(Dataset entries)
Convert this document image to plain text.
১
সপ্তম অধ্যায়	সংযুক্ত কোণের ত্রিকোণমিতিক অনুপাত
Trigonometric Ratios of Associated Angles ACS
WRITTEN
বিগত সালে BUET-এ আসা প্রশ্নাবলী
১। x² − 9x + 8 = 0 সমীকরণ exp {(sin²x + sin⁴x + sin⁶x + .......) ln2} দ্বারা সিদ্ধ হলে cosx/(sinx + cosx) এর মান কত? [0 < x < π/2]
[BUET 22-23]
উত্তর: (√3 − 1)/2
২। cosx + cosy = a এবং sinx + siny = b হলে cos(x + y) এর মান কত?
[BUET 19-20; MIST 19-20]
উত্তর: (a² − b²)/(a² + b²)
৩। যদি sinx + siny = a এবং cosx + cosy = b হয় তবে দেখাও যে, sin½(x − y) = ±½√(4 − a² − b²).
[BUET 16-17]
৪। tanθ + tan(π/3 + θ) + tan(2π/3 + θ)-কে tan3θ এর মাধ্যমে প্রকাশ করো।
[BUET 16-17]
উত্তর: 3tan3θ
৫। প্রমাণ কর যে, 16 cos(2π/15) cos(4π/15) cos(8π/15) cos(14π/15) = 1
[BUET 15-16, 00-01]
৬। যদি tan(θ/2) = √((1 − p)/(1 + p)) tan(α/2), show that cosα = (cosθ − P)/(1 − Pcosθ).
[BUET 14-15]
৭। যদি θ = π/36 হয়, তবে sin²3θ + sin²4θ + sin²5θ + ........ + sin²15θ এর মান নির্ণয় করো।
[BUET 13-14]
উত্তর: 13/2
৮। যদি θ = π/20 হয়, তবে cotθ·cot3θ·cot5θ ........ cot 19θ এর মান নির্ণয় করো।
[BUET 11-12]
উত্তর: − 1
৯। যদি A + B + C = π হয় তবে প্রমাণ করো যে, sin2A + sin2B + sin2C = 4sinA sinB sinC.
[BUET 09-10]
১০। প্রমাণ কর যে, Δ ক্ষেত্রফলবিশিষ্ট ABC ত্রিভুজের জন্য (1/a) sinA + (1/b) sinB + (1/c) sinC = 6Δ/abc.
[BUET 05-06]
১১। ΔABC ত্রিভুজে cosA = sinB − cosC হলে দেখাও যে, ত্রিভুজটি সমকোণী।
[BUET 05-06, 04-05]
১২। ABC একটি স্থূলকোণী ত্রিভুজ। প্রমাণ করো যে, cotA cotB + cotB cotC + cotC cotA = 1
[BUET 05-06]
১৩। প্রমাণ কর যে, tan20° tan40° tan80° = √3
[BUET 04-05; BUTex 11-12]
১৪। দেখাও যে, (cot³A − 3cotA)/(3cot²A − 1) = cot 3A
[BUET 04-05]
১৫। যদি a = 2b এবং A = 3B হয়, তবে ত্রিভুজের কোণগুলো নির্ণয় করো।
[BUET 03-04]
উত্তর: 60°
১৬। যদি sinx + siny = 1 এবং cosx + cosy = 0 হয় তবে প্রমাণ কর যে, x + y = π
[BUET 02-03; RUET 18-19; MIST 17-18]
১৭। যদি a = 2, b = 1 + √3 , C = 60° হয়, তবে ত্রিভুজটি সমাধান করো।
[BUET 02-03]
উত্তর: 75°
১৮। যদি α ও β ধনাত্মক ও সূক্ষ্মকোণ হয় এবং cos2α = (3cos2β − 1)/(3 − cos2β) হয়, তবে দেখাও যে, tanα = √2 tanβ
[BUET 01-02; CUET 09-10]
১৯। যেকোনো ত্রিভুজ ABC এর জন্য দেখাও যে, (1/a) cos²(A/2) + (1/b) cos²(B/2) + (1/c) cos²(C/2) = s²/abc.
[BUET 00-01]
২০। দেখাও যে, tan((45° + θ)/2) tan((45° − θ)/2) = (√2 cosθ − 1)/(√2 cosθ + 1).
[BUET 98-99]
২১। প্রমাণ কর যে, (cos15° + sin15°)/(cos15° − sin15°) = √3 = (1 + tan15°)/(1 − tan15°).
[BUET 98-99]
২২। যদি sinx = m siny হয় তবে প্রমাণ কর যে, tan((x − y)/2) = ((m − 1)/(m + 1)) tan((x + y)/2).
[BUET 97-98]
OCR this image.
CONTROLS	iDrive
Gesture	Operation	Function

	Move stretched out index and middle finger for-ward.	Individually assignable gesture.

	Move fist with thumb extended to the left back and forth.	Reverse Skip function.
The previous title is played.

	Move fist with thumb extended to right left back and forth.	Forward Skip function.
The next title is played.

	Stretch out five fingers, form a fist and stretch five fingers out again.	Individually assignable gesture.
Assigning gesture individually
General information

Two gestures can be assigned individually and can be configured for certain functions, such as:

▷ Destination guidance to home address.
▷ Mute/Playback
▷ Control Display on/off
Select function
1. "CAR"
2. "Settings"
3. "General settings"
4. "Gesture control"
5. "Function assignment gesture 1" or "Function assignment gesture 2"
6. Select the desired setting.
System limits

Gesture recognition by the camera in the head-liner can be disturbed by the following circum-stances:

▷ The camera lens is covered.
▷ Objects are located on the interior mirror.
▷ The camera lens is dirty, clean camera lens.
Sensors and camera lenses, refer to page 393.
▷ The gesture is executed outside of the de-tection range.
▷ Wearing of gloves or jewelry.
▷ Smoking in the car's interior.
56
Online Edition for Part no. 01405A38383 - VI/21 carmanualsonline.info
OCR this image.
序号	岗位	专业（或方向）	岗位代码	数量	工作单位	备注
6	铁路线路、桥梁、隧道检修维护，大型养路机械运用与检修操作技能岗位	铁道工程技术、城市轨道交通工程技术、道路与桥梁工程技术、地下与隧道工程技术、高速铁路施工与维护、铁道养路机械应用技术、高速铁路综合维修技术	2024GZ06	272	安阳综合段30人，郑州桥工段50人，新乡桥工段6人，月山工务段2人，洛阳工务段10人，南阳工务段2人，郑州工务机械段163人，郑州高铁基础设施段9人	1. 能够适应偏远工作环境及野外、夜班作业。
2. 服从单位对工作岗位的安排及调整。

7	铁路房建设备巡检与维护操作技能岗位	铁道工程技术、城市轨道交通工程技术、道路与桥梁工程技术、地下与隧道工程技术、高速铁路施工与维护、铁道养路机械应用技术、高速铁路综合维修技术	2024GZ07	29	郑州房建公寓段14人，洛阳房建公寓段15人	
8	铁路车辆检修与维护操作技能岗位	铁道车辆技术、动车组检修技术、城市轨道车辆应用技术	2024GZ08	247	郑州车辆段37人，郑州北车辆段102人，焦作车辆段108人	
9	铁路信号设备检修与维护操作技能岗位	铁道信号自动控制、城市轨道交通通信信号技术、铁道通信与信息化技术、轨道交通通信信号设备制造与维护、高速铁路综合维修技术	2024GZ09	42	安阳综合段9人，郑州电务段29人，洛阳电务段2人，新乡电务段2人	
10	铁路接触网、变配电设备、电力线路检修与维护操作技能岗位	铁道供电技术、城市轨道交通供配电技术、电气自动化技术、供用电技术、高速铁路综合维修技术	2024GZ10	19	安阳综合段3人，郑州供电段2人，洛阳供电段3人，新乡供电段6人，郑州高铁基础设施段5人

_Exercise aim_
Find every line in the records above that holds the word "siny", and copy each one.

_Exercise response_
২। cosx + cosy = a এবং sinx + siny = b হলে cos(x + y) এর মান কত?
৩। যদি sinx + siny = a এবং cosx + cosy = b হয় তবে দেখাও যে, sin½(x − y) = ±½√(4 − a² − b²).
১৬। যদি sinx + siny = 1 এবং cosx + cosy = 0 হয় তবে প্রমাণ কর যে, x + y = π
২২। যদি sinx = m siny হয় তবে প্রমাণ কর যে, tan((x − y)/2) = ((m − 1)/(m + 1)) tan((x + y)/2).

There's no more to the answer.